:: REQUIRED WORK ::
Repeat the records exactly. Every line must match.

:: SUPPLIED RECORDS ::
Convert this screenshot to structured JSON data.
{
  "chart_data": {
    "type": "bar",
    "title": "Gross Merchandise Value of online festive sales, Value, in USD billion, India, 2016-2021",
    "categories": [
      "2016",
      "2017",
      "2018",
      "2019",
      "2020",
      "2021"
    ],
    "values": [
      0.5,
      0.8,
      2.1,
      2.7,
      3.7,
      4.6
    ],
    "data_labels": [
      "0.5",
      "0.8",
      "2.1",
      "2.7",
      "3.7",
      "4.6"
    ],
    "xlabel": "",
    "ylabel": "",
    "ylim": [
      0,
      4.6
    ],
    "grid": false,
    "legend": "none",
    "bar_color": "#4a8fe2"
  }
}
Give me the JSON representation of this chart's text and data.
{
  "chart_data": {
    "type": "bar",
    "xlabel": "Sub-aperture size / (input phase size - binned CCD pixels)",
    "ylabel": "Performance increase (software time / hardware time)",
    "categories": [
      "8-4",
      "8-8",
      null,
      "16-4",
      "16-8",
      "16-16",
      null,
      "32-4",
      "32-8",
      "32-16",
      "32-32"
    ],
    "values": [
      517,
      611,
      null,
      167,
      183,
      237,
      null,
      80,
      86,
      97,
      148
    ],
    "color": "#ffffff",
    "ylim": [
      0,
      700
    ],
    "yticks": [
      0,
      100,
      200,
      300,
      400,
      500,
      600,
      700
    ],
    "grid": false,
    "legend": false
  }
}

:: SOLUTION BELOW ::
Convert this screenshot to structured JSON data.
{
  "chart_data": {
    "type": "bar",
    "title": "Gross Merchandise Value of online festive sales, Value, in USD billion, India, 2016-2021",
    "categories": [
      "2016",
      "2017",
      "2018",
      "2019",
      "2020",
      "2021"
    ],
    "values": [
      0.5,
      0.8,
      2.1,
      2.7,
      3.7,
      4.6
    ],
    "data_labels": [
      "0.5",
      "0.8",
      "2.1",
      "2.7",
      "3.7",
      "4.6"
    ],
    "xlabel": "",
    "ylabel": "",
    "ylim": [
      0,
      4.6
    ],
    "grid": false,
    "legend": "none",
    "bar_color": "#4a8fe2"
  }
}
Give me the JSON representation of this chart's text and data.
{
  "chart_data": {
    "type": "bar",
    "xlabel": "Sub-aperture size / (input phase size - binned CCD pixels)",
    "ylabel": "Performance increase (software time / hardware time)",
    "categories": [
      "8-4",
      "8-8",
      null,
      "16-4",
      "16-8",
      "16-16",
      null,
      "32-4",
      "32-8",
      "32-16",
      "32-32"
    ],
    "values": [
      517,
      611,
      null,
      167,
      183,
      237,
      null,
      80,
      86,
      97,
      148
    ],
    "color": "#ffffff",
    "ylim": [
      0,
      700
    ],
    "yticks": [
      0,
      100,
      200,
      300,
      400,
      500,
      600,
      700
    ],
    "grid": false,
    "legend": false
  }
}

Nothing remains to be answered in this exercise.